§ Directions
Search the data below for the string "cable". Extract every line that contains it.

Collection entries
— BEGIN —

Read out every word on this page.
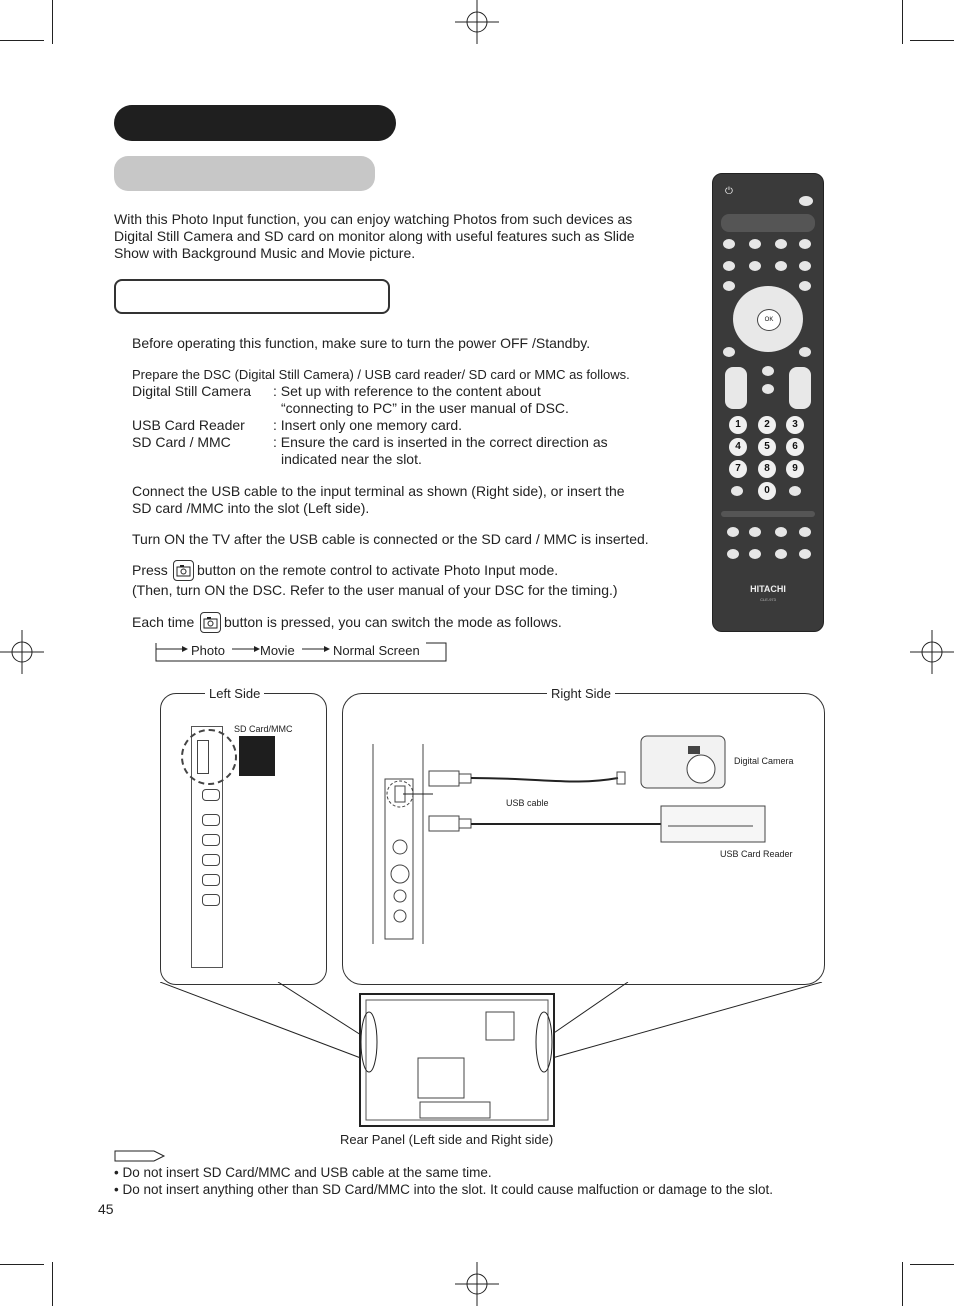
With this Photo Input function, you can enjoy watching Photos from such devices as
Digital Still Camera and SD card on monitor along with useful features such as Slide
Show with Background Music and Movie picture.
Before operating this function, make sure to turn the power OFF /Standby.
Prepare the DSC (Digital Still Camera) / USB card reader/ SD card or MMC as follows.
Digital Still Camera : Set up with reference to the content about
“connecting to PC” in the user manual of DSC.
USB Card Reader : Insert only one memory card.
SD Card / MMC	: Ensure the card is inserted in the correct direction as
indicated near the slot.
Connect the USB cable to the input terminal as shown (Right side), or insert the
SD card /MMC into the slot (Left side).
Turn ON the TV after the USB cable is connected or the SD card / MMC is inserted.
Press button on the remote control to activate Photo Input mode.
(Then, turn ON the DSC. Refer to the user manual of your DSC for the timing.)
Each time button is pressed, you can switch the mode as follows.
Photo	Movie	Normal Screen
⏻
OK
1	2	3
4	5	6
7	8	9
0
HITACHI
CLE-973
Left Side
SD Card/MMC
Right Side
Digital Camera
USB cable
USB Card Reader
Rear Panel (Left side and Right side)
• Do not insert SD Card/MMC and USB cable at the same time.
• Do not insert anything other than SD Card/MMC into the slot. It could cause malfuction or damage to the slot.
45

— END —

§ Answer to the exercise
Connect the USB cable to the input terminal as shown (Right side), or insert the
Turn ON the TV after the USB cable is connected or the SD card / MMC is inserted.
USB cable
• Do not insert SD Card/MMC and USB cable at the same time.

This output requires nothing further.